§ EXERCISE INSTRUCTIONS: Locate every line in the records below that contains the word "ΣΤΑΔΙΟ", and copy each one.

Extracted data entries

_ _ _ _ _ _ _

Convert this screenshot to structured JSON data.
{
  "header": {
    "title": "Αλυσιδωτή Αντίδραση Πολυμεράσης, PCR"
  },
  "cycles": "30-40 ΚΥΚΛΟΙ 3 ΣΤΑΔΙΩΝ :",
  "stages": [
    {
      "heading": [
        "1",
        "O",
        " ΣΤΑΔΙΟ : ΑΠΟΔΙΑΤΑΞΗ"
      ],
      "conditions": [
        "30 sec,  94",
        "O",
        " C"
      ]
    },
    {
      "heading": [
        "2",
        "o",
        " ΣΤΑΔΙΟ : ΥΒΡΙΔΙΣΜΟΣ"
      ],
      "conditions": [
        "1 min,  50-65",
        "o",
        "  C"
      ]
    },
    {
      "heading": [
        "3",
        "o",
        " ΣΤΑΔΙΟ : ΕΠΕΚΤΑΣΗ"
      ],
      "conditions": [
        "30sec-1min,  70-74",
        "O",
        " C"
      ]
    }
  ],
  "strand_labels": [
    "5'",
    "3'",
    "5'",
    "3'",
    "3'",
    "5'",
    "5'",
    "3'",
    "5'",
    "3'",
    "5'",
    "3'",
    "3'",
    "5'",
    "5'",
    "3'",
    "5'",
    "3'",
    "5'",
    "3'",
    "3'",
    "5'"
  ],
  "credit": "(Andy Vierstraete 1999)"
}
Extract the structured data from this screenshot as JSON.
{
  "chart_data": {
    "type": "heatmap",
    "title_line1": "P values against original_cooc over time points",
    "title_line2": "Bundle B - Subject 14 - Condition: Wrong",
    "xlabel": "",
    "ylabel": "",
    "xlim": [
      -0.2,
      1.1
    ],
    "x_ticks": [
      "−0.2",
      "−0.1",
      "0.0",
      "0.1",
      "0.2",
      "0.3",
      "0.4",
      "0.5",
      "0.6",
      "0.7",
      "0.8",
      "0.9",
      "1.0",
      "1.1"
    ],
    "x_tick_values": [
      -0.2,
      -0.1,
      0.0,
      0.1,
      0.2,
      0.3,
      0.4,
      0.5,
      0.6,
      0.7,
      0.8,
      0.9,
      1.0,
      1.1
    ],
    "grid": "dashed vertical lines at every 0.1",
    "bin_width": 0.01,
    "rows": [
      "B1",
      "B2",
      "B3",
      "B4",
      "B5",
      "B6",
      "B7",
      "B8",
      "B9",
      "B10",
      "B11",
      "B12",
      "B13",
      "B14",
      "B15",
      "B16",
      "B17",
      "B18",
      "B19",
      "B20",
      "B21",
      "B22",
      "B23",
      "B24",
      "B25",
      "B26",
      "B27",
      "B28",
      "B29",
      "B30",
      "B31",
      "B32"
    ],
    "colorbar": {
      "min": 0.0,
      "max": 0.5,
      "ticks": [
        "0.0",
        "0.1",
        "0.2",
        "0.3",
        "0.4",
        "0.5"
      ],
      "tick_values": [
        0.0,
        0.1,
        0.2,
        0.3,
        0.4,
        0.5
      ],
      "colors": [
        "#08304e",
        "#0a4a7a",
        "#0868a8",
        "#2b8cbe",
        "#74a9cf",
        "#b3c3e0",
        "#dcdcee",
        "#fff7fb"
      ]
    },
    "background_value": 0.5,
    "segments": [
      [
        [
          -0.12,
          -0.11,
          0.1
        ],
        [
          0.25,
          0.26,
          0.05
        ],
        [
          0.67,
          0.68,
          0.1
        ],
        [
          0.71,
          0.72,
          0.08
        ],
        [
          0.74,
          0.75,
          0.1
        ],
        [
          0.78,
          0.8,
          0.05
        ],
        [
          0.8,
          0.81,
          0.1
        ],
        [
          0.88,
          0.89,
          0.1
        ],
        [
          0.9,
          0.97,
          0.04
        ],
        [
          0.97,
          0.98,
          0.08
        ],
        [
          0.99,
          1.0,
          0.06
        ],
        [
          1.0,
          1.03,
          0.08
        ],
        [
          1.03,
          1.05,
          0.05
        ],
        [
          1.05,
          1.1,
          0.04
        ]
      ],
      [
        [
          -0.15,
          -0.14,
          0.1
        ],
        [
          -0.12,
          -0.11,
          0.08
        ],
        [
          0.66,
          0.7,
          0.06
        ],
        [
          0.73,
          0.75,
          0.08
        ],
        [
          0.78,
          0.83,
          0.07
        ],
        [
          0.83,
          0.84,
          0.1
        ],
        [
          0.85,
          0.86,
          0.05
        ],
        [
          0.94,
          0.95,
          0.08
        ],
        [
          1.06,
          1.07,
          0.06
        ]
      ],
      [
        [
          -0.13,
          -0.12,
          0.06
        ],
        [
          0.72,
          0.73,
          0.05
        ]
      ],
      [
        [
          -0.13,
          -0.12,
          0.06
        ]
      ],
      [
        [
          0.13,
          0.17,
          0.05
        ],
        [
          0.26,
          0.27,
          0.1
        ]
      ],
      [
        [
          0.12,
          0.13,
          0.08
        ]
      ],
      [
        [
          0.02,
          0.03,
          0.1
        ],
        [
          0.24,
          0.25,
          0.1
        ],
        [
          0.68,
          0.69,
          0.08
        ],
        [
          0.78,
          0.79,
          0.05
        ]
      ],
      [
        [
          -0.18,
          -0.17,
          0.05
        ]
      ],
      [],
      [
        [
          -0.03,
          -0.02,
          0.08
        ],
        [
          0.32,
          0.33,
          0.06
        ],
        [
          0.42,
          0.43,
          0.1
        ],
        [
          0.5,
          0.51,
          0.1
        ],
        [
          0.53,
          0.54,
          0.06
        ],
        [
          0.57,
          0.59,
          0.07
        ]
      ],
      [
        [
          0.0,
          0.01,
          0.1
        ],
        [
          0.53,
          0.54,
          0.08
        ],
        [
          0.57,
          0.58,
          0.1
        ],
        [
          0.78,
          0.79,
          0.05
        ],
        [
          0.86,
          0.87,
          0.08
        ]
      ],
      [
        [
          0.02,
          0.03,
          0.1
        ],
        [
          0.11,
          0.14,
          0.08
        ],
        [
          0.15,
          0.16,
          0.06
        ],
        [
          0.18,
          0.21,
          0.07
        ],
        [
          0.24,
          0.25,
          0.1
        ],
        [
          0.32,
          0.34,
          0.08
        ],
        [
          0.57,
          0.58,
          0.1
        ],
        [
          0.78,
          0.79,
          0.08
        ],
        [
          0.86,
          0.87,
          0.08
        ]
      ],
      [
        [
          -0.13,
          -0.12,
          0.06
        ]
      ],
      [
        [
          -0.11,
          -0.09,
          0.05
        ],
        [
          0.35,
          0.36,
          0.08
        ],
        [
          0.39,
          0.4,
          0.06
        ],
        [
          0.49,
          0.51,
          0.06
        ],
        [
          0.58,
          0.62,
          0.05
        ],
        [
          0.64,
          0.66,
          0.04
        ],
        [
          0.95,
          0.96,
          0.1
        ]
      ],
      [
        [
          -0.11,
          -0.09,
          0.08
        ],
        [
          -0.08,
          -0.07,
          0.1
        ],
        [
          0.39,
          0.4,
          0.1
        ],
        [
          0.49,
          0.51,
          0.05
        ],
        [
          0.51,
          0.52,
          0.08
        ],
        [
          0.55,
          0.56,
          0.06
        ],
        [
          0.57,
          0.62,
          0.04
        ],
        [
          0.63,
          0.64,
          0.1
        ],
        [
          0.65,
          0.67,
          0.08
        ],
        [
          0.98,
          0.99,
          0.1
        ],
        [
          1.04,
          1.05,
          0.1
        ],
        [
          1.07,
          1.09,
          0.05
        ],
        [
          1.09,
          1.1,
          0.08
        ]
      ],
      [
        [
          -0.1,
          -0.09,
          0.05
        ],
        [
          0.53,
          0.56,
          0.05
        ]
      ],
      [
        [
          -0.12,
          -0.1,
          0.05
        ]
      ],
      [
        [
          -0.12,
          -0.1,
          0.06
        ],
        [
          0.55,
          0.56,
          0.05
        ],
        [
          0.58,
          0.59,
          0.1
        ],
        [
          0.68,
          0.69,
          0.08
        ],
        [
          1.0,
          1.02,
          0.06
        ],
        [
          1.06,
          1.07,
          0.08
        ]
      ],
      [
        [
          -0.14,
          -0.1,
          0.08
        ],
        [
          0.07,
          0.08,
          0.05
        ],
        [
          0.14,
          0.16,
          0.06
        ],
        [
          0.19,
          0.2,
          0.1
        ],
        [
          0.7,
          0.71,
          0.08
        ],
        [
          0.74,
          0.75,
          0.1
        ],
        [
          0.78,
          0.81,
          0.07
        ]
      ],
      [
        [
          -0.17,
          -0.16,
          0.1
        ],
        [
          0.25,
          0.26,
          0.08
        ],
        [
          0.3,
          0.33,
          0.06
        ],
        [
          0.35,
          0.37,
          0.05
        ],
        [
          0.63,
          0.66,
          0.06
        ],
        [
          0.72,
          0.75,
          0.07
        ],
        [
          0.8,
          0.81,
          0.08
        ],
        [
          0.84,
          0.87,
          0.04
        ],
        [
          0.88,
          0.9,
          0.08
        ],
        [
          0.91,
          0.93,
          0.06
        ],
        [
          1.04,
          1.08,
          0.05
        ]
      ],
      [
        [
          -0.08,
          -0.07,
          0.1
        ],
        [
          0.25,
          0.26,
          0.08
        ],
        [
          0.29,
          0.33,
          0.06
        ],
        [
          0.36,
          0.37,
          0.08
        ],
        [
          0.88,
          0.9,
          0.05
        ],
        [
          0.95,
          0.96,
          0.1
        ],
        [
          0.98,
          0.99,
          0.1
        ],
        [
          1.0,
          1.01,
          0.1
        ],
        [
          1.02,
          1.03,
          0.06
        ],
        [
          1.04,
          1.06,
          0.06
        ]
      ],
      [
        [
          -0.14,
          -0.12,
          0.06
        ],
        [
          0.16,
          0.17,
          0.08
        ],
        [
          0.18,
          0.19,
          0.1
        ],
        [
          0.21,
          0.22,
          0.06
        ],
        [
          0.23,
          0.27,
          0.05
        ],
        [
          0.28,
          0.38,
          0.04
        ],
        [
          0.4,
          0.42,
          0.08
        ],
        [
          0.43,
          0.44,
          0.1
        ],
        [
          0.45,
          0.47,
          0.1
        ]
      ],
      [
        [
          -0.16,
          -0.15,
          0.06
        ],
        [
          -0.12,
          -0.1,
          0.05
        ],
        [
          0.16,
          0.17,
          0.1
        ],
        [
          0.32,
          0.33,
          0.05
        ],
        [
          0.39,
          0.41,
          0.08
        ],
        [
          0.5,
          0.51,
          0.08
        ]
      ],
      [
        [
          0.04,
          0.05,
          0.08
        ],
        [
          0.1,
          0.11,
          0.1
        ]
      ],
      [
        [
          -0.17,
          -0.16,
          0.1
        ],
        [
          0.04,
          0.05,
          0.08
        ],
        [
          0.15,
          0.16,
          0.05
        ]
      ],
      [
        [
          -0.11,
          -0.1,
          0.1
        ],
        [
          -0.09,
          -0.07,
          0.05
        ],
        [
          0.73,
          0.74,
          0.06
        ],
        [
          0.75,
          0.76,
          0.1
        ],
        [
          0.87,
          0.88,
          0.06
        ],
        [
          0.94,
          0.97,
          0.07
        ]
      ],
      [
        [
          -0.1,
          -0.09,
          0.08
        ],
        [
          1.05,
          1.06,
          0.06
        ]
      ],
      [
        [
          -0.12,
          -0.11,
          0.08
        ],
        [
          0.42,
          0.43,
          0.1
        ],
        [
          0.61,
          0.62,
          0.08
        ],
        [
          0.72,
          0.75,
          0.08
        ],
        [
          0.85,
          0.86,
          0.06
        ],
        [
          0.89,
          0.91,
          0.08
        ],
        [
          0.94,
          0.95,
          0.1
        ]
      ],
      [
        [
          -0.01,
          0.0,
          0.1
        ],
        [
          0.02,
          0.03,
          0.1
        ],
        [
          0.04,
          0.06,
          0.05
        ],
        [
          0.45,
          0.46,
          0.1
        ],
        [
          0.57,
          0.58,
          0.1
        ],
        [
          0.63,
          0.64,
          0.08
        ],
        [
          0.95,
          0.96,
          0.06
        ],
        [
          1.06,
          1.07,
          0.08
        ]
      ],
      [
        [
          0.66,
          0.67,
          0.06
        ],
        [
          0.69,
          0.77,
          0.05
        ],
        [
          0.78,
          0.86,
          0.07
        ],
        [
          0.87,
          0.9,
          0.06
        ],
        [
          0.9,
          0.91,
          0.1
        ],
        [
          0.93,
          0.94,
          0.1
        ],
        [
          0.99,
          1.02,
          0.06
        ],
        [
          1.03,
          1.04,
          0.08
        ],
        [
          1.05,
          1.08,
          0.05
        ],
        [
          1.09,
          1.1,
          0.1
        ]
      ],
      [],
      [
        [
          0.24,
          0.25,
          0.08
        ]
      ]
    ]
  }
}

_ _ _ _ _ _ _

§ SOLVED PROBLEM:
        " ΣΤΑΔΙΟ : ΑΠΟΔΙΑΤΑΞΗ"
        " ΣΤΑΔΙΟ : ΥΒΡΙΔΙΣΜΟΣ"
        " ΣΤΑΔΙΟ : ΕΠΕΚΤΑΣΗ"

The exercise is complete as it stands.